▶ Description of the task:
Do any lines in the data below contain "Валентина"? If so, copy every one of them.

── Material shown ──

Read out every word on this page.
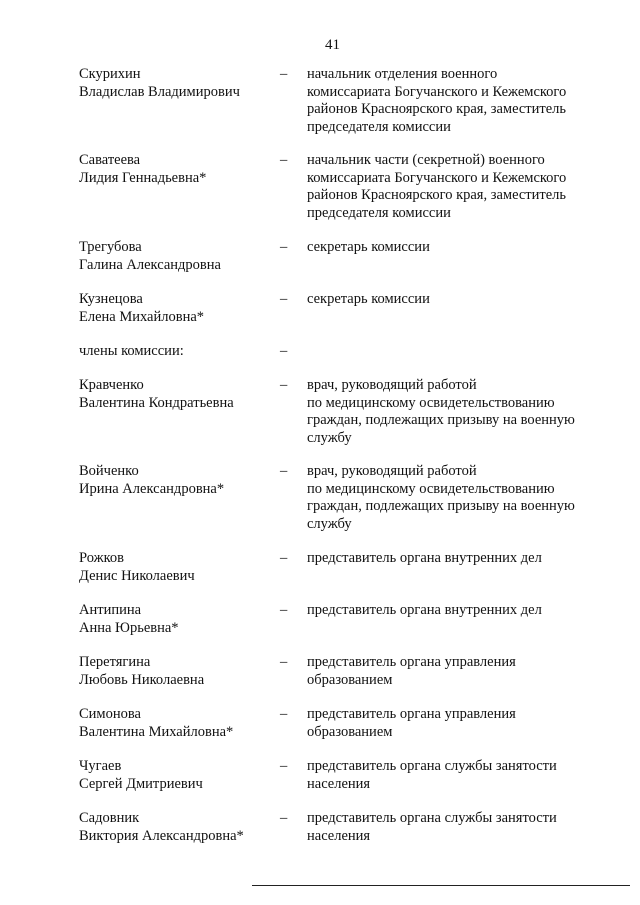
41
Скурихин
Владислав Владимирович
– начальник отделения военного
комиссариата Богучанского и Кежемского
районов Красноярского края, заместитель
председателя комиссии
Саватеева
Лидия Геннадьевна*
– начальник части (секретной) военного
комиссариата Богучанского и Кежемского
районов Красноярского края, заместитель
председателя комиссии
Трегубова
Галина Александровна
– секретарь комиссии
Кузнецова
Елена Михайловна*
– секретарь комиссии
члены комиссии:	–
Кравченко
Валентина Кондратьевна
– врач, руководящий работой
по медицинскому освидетельствованию
граждан, подлежащих призыву на военную
службу
Войченко
Ирина Александровна*
– врач, руководящий работой
по медицинскому освидетельствованию
граждан, подлежащих призыву на военную
службу
Рожков
Денис Николаевич
– представитель органа внутренних дел
Антипина
Анна Юрьевна*
– представитель органа внутренних дел
Перетягина
Любовь Николаевна
– представитель органа управления
образованием
Симонова
Валентина Михайловна*
– представитель органа управления
образованием
Чугаев
Сергей Дмитриевич
– представитель органа службы занятости
населения
Садовник
Виктория Александровна*
– представитель органа службы занятости
населения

───

▶ Answer to this problem:
Валентина Кондратьевна
Валентина Михайловна*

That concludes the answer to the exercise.